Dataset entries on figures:
-*-*-

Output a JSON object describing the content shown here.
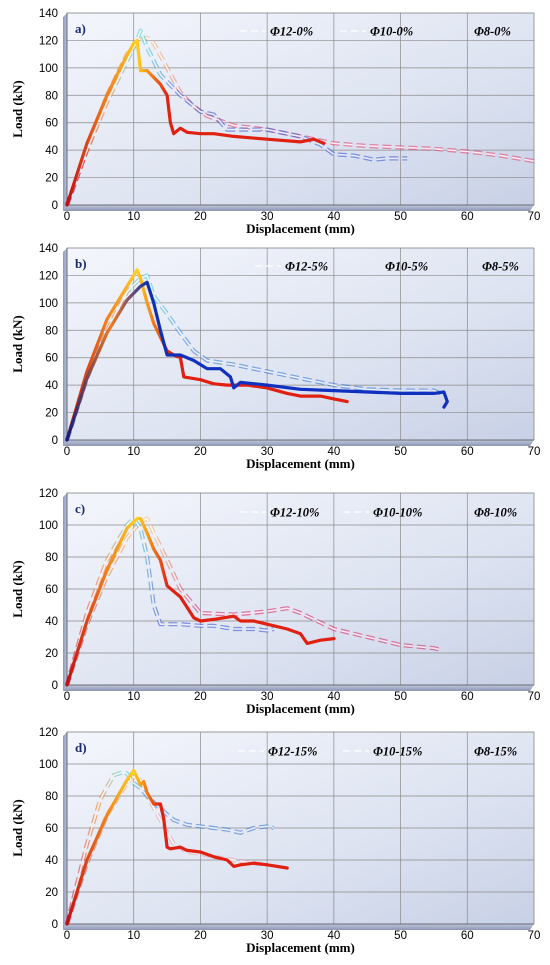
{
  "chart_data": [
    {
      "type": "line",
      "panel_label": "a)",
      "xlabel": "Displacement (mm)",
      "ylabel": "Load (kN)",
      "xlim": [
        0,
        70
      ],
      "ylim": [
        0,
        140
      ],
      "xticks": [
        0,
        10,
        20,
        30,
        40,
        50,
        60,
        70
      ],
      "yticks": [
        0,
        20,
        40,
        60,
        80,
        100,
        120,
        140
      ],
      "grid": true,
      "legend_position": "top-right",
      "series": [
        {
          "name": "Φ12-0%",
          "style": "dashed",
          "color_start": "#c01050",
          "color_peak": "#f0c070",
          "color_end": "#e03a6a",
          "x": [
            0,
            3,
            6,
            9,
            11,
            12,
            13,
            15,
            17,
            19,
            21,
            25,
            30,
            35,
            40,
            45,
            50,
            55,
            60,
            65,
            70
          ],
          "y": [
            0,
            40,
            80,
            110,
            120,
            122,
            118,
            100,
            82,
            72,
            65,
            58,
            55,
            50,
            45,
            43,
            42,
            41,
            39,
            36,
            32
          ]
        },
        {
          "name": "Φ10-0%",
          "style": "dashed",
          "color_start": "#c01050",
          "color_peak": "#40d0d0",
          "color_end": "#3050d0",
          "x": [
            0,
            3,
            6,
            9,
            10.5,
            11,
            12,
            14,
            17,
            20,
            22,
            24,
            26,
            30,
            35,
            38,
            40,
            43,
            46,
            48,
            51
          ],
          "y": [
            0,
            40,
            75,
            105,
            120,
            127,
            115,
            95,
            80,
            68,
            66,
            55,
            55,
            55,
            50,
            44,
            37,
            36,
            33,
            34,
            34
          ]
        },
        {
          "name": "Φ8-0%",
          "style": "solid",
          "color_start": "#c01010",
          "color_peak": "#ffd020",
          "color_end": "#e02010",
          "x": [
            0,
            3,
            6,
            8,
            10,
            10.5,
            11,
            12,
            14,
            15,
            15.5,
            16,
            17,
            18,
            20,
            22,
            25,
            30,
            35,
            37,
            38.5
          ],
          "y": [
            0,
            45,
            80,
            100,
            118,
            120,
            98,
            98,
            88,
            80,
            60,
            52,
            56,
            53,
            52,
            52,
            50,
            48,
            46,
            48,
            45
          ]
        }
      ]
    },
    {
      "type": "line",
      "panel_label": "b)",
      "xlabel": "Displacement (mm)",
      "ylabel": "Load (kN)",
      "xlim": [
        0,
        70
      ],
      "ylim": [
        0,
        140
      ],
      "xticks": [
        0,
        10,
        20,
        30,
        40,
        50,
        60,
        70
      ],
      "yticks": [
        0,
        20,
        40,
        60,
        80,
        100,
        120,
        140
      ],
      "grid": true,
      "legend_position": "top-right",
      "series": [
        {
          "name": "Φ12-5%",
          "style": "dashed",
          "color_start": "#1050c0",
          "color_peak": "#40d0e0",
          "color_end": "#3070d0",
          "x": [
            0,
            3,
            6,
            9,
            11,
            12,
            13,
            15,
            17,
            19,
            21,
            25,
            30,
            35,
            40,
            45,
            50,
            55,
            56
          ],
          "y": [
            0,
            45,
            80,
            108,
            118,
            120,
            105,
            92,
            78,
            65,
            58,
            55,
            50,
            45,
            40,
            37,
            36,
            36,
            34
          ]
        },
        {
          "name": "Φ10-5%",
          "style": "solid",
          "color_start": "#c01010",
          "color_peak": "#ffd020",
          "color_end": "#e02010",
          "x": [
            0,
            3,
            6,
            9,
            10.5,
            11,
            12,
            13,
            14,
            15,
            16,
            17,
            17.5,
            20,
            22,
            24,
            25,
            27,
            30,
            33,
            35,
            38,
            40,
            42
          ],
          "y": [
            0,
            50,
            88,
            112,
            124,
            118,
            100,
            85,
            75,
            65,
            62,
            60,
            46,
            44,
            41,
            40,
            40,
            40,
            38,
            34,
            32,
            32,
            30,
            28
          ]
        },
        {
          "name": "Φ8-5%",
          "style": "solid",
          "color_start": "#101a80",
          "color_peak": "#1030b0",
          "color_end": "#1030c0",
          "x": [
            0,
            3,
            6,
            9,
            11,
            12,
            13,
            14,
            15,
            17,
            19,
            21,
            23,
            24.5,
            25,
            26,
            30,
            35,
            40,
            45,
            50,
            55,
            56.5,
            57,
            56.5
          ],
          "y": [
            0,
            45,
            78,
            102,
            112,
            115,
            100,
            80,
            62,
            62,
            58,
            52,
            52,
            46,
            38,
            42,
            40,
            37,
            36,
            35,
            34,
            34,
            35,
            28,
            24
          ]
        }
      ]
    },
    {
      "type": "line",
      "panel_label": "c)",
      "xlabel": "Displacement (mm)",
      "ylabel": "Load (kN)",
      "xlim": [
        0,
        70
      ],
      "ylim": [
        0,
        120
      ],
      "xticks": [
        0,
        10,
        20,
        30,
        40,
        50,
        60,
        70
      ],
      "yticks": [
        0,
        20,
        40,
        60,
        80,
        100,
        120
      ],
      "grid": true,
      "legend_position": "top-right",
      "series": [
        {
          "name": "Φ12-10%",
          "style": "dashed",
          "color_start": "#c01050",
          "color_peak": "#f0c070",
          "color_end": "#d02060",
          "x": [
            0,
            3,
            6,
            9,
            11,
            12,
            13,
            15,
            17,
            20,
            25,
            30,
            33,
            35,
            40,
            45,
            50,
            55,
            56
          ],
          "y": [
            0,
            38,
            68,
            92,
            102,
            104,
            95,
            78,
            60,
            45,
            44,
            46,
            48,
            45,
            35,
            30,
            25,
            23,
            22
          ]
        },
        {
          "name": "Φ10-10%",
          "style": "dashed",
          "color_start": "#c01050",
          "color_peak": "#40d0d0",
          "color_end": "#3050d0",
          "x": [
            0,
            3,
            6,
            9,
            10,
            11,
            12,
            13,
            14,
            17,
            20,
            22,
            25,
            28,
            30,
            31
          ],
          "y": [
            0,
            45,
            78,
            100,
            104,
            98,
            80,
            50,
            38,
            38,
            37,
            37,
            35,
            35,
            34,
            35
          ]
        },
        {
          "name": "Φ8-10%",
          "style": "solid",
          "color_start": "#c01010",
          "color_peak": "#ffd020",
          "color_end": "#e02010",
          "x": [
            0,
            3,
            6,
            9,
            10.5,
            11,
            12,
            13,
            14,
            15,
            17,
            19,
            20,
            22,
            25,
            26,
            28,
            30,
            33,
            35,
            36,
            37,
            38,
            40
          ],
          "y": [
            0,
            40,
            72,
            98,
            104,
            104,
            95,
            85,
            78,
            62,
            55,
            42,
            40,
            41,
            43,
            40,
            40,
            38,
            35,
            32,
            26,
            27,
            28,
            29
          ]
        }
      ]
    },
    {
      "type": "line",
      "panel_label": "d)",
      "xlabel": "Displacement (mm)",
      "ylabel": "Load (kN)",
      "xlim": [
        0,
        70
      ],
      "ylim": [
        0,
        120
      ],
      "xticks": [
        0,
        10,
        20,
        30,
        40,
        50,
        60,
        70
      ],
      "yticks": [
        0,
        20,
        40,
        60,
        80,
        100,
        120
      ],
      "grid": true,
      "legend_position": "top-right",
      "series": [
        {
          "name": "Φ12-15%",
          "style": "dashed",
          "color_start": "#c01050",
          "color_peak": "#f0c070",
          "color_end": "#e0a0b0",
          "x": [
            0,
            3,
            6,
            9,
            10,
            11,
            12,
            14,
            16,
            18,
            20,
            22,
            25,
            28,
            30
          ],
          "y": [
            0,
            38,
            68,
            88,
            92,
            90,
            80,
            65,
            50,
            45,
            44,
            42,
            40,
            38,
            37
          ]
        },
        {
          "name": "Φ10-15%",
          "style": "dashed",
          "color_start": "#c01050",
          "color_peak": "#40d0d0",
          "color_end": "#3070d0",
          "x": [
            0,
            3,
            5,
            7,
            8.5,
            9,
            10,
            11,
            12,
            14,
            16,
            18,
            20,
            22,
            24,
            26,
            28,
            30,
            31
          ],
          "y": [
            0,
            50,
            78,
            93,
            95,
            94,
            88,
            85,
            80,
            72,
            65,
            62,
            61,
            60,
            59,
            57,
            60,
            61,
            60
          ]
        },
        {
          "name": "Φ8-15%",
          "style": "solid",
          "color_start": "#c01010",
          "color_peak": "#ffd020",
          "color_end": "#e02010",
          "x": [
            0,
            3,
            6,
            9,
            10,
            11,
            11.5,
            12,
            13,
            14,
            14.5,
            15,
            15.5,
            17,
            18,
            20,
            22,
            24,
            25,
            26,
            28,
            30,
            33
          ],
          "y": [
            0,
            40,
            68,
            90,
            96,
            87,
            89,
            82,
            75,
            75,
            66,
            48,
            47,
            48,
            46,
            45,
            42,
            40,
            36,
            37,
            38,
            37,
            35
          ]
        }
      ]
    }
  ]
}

-*-*-

DIRECTIONS FOR THIS TASK = State the number of lines holding the word "name" in the listing. Add nothing else.

COMPLETE ANSWER = 12